* [Given data]:
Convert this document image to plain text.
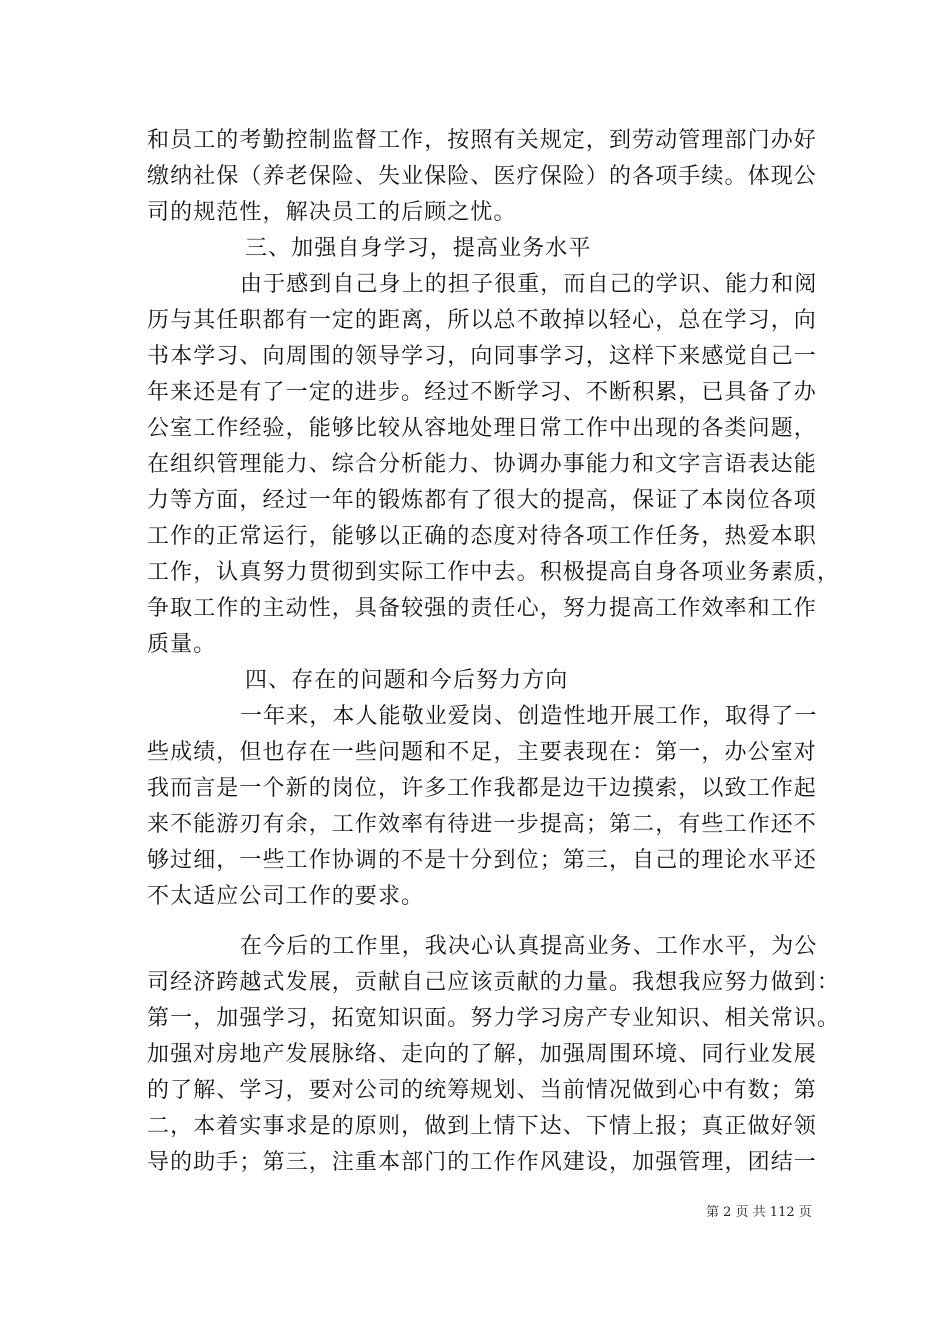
和员工的考勤控制监督工作，按照有关规定，到劳动管理部门办好
缴纳社保（养老保险、失业保险、医疗保险）的各项手续。体现公
司的规范性，解决员工的后顾之忧。
三、加强自身学习，提高业务水平
由于感到自己身上的担子很重，而自己的学识、能力和阅
历与其任职都有一定的距离，所以总不敢掉以轻心，总在学习，向
书本学习、向周围的领导学习，向同事学习，这样下来感觉自己一
年来还是有了一定的进步。经过不断学习、不断积累，已具备了办
公室工作经验，能够比较从容地处理日常工作中出现的各类问题，
在组织管理能力、综合分析能力、协调办事能力和文字言语表达能
力等方面，经过一年的锻炼都有了很大的提高，保证了本岗位各项
工作的正常运行，能够以正确的态度对待各项工作任务，热爱本职
工作，认真努力贯彻到实际工作中去。积极提高自身各项业务素质，
争取工作的主动性，具备较强的责任心，努力提高工作效率和工作
质量。
四、存在的问题和今后努力方向
一年来，本人能敬业爱岗、创造性地开展工作，取得了一
些成绩，但也存在一些问题和不足，主要表现在：第一，办公室对
我而言是一个新的岗位，许多工作我都是边干边摸索，以致工作起
来不能游刃有余，工作效率有待进一步提高；第二，有些工作还不
够过细，一些工作协调的不是十分到位；第三，自己的理论水平还
不太适应公司工作的要求。
在今后的工作里，我决心认真提高业务、工作水平，为公
司经济跨越式发展，贡献自己应该贡献的力量。我想我应努力做到：
第一，加强学习，拓宽知识面。努力学习房产专业知识、相关常识。
加强对房地产发展脉络、走向的了解，加强周围环境、同行业发展
的了解、学习，要对公司的统筹规划、当前情况做到心中有数；第
二，本着实事求是的原则，做到上情下达、下情上报；真正做好领
导的助手；第三，注重本部门的工作作风建设，加强管理，团结一
第 2 页 共 112 页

* [Given exercise]:
Write out the full set of lines verbatim, without the pictures.

* [Exercise solution]:
Convert this document image to plain text.
和员工的考勤控制监督工作，按照有关规定，到劳动管理部门办好
缴纳社保（养老保险、失业保险、医疗保险）的各项手续。体现公
司的规范性，解决员工的后顾之忧。
三、加强自身学习，提高业务水平
由于感到自己身上的担子很重，而自己的学识、能力和阅
历与其任职都有一定的距离，所以总不敢掉以轻心，总在学习，向
书本学习、向周围的领导学习，向同事学习，这样下来感觉自己一
年来还是有了一定的进步。经过不断学习、不断积累，已具备了办
公室工作经验，能够比较从容地处理日常工作中出现的各类问题，
在组织管理能力、综合分析能力、协调办事能力和文字言语表达能
力等方面，经过一年的锻炼都有了很大的提高，保证了本岗位各项
工作的正常运行，能够以正确的态度对待各项工作任务，热爱本职
工作，认真努力贯彻到实际工作中去。积极提高自身各项业务素质，
争取工作的主动性，具备较强的责任心，努力提高工作效率和工作
质量。
四、存在的问题和今后努力方向
一年来，本人能敬业爱岗、创造性地开展工作，取得了一
些成绩，但也存在一些问题和不足，主要表现在：第一，办公室对
我而言是一个新的岗位，许多工作我都是边干边摸索，以致工作起
来不能游刃有余，工作效率有待进一步提高；第二，有些工作还不
够过细，一些工作协调的不是十分到位；第三，自己的理论水平还
不太适应公司工作的要求。
在今后的工作里，我决心认真提高业务、工作水平，为公
司经济跨越式发展，贡献自己应该贡献的力量。我想我应努力做到：
第一，加强学习，拓宽知识面。努力学习房产专业知识、相关常识。
加强对房地产发展脉络、走向的了解，加强周围环境、同行业发展
的了解、学习，要对公司的统筹规划、当前情况做到心中有数；第
二，本着实事求是的原则，做到上情下达、下情上报；真正做好领
导的助手；第三，注重本部门的工作作风建设，加强管理，团结一
第 2 页 共 112 页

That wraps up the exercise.